┌─ Data to process

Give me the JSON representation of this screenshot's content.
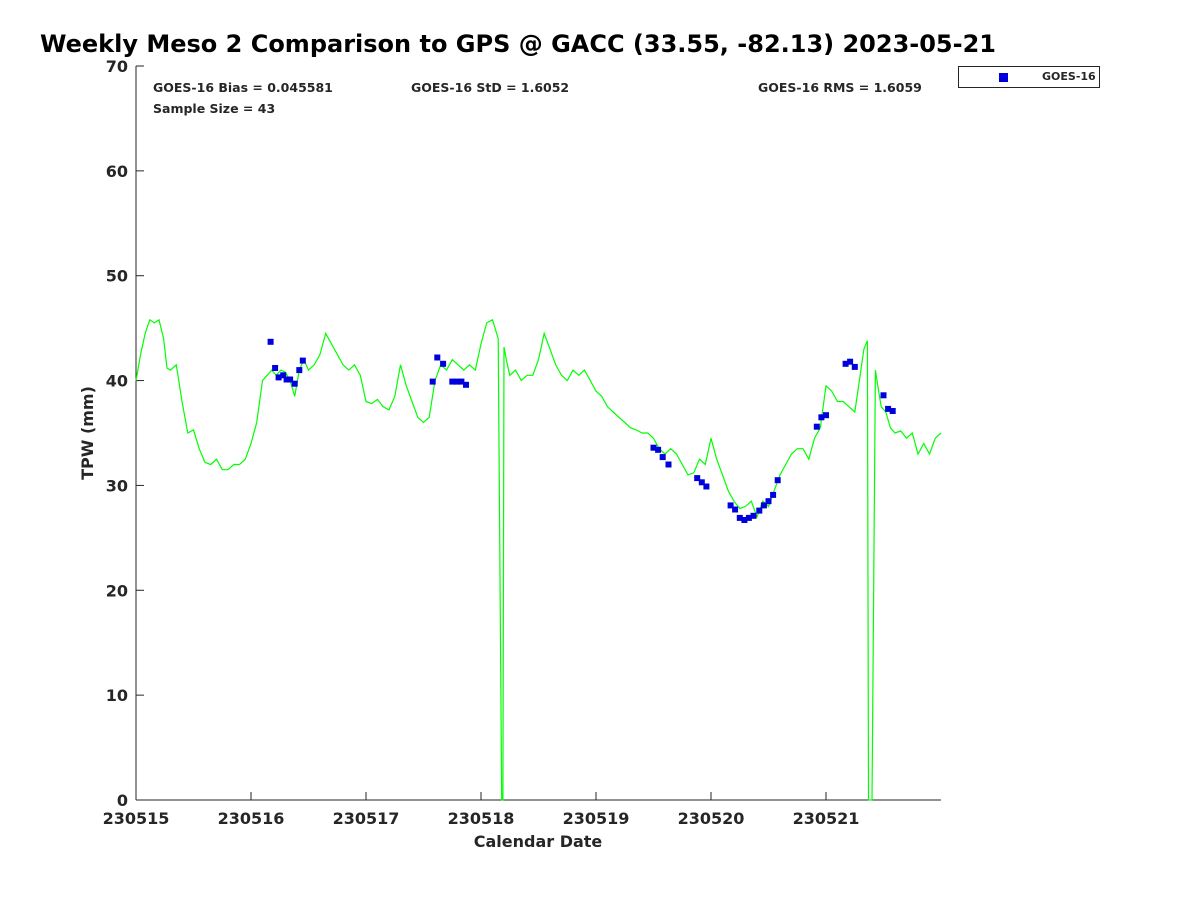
{
  "chart_data": {
    "type": "scatter",
    "title": "Weekly Meso 2 Comparison to GPS @ GACC (33.55, -82.13) 2023-05-21",
    "xlabel": "Calendar Date",
    "ylabel": "TPW (mm)",
    "xlim": [
      230515,
      230522
    ],
    "ylim": [
      0,
      70
    ],
    "x_tick_labels": [
      "230515",
      "230516",
      "230517",
      "230518",
      "230519",
      "230520",
      "230521"
    ],
    "y_tick_labels": [
      "0",
      "10",
      "20",
      "30",
      "40",
      "50",
      "60",
      "70"
    ],
    "legend_position": "top-right, outside",
    "grid": false,
    "annotations": {
      "bias": "GOES-16 Bias = 0.045581",
      "std": "GOES-16 StD = 1.6052",
      "rms": "GOES-16 RMS = 1.6059",
      "sample": "Sample Size = 43"
    },
    "series": [
      {
        "name": "GOES-16",
        "type": "scatter",
        "color": "#0000dd",
        "x": [
          230516.17,
          230516.21,
          230516.24,
          230516.28,
          230516.31,
          230516.34,
          230516.38,
          230516.42,
          230516.45,
          230517.58,
          230517.62,
          230517.67,
          230517.75,
          230517.79,
          230517.83,
          230517.87,
          230519.5,
          230519.54,
          230519.58,
          230519.63,
          230519.88,
          230519.92,
          230519.96,
          230520.17,
          230520.21,
          230520.25,
          230520.29,
          230520.33,
          230520.37,
          230520.42,
          230520.46,
          230520.5,
          230520.54,
          230520.58,
          230520.92,
          230520.96,
          230521.0,
          230521.17,
          230521.21,
          230521.25,
          230521.5,
          230521.54,
          230521.58
        ],
        "values": [
          43.7,
          41.2,
          40.3,
          40.5,
          40.1,
          40.1,
          39.7,
          41.0,
          41.9,
          39.9,
          42.2,
          41.6,
          39.9,
          39.9,
          39.9,
          39.6,
          33.6,
          33.4,
          32.7,
          32.0,
          30.7,
          30.3,
          29.9,
          28.1,
          27.7,
          26.9,
          26.7,
          26.9,
          27.1,
          27.6,
          28.1,
          28.5,
          29.1,
          30.5,
          35.6,
          36.5,
          36.7,
          41.6,
          41.8,
          41.3,
          38.6,
          37.3,
          37.1
        ]
      },
      {
        "type": "line",
        "color": "#00ff00",
        "x": [
          230515.0,
          230515.04,
          230515.08,
          230515.12,
          230515.16,
          230515.2,
          230515.24,
          230515.27,
          230515.3,
          230515.35,
          230515.4,
          230515.45,
          230515.5,
          230515.55,
          230515.6,
          230515.65,
          230515.7,
          230515.75,
          230515.8,
          230515.85,
          230515.9,
          230515.95,
          230516.0,
          230516.05,
          230516.1,
          230516.14,
          230516.18,
          230516.22,
          230516.26,
          230516.3,
          230516.34,
          230516.38,
          230516.42,
          230516.46,
          230516.5,
          230516.55,
          230516.6,
          230516.65,
          230516.7,
          230516.75,
          230516.8,
          230516.85,
          230516.9,
          230516.95,
          230517.0,
          230517.05,
          230517.1,
          230517.15,
          230517.2,
          230517.25,
          230517.3,
          230517.35,
          230517.4,
          230517.45,
          230517.5,
          230517.55,
          230517.6,
          230517.65,
          230517.7,
          230517.75,
          230517.8,
          230517.85,
          230517.9,
          230517.95,
          230518.0,
          230518.05,
          230518.1,
          230518.15,
          230518.18,
          230518.19,
          230518.2,
          230518.22,
          230518.25,
          230518.3,
          230518.35,
          230518.4,
          230518.45,
          230518.5,
          230518.55,
          230518.6,
          230518.65,
          230518.7,
          230518.75,
          230518.8,
          230518.85,
          230518.9,
          230518.95,
          230519.0,
          230519.05,
          230519.1,
          230519.15,
          230519.2,
          230519.25,
          230519.3,
          230519.35,
          230519.4,
          230519.45,
          230519.5,
          230519.55,
          230519.6,
          230519.65,
          230519.7,
          230519.75,
          230519.8,
          230519.85,
          230519.9,
          230519.95,
          230520.0,
          230520.05,
          230520.1,
          230520.15,
          230520.2,
          230520.25,
          230520.3,
          230520.35,
          230520.4,
          230520.45,
          230520.5,
          230520.55,
          230520.6,
          230520.65,
          230520.7,
          230520.75,
          230520.8,
          230520.85,
          230520.9,
          230520.95,
          230521.0,
          230521.05,
          230521.1,
          230521.15,
          230521.2,
          230521.25,
          230521.29,
          230521.33,
          230521.36,
          230521.37,
          230521.4,
          230521.43,
          230521.45,
          230521.48,
          230521.52,
          230521.56,
          230521.6,
          230521.65,
          230521.7,
          230521.75,
          230521.8,
          230521.85,
          230521.9,
          230521.95,
          230522.0
        ],
        "values": [
          40.0,
          42.5,
          44.5,
          45.8,
          45.5,
          45.8,
          44.0,
          41.2,
          41.0,
          41.5,
          38.0,
          35.0,
          35.3,
          33.5,
          32.2,
          32.0,
          32.5,
          31.5,
          31.5,
          32.0,
          32.0,
          32.5,
          34.0,
          36.0,
          40.0,
          40.5,
          41.0,
          40.5,
          41.0,
          40.8,
          40.0,
          38.5,
          41.0,
          42.0,
          41.0,
          41.5,
          42.5,
          44.5,
          43.5,
          42.5,
          41.5,
          41.0,
          41.5,
          40.5,
          38.0,
          37.8,
          38.2,
          37.5,
          37.2,
          38.5,
          41.5,
          39.5,
          38.0,
          36.5,
          36.0,
          36.5,
          40.0,
          41.5,
          41.0,
          42.0,
          41.5,
          41.0,
          41.5,
          41.0,
          43.5,
          45.5,
          45.8,
          44.0,
          0.0,
          0.0,
          43.2,
          42.0,
          40.5,
          41.0,
          40.0,
          40.5,
          40.5,
          42.0,
          44.5,
          43.0,
          41.5,
          40.5,
          40.0,
          41.0,
          40.5,
          41.0,
          40.0,
          39.0,
          38.5,
          37.5,
          37.0,
          36.5,
          36.0,
          35.5,
          35.3,
          35.0,
          35.0,
          34.5,
          33.5,
          33.0,
          33.5,
          33.0,
          32.0,
          31.0,
          31.2,
          32.5,
          32.0,
          34.5,
          32.5,
          31.0,
          29.5,
          28.5,
          27.8,
          28.0,
          28.5,
          27.0,
          28.5,
          28.0,
          29.5,
          31.0,
          32.0,
          33.0,
          33.5,
          33.5,
          32.5,
          34.5,
          35.5,
          39.5,
          39.0,
          38.0,
          38.0,
          37.5,
          37.0,
          40.0,
          43.0,
          43.8,
          0.0,
          0.0,
          41.0,
          39.5,
          37.5,
          37.0,
          35.5,
          35.0,
          35.2,
          34.5,
          35.0,
          33.0,
          34.0,
          33.0,
          34.5,
          35.0
        ]
      }
    ]
  }
}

└─

= Instructions to follow =
Point out every line holding the string "type" and copy it.

= Problem solution =
    "type": "scatter",
        "type": "scatter",
        "type": "line",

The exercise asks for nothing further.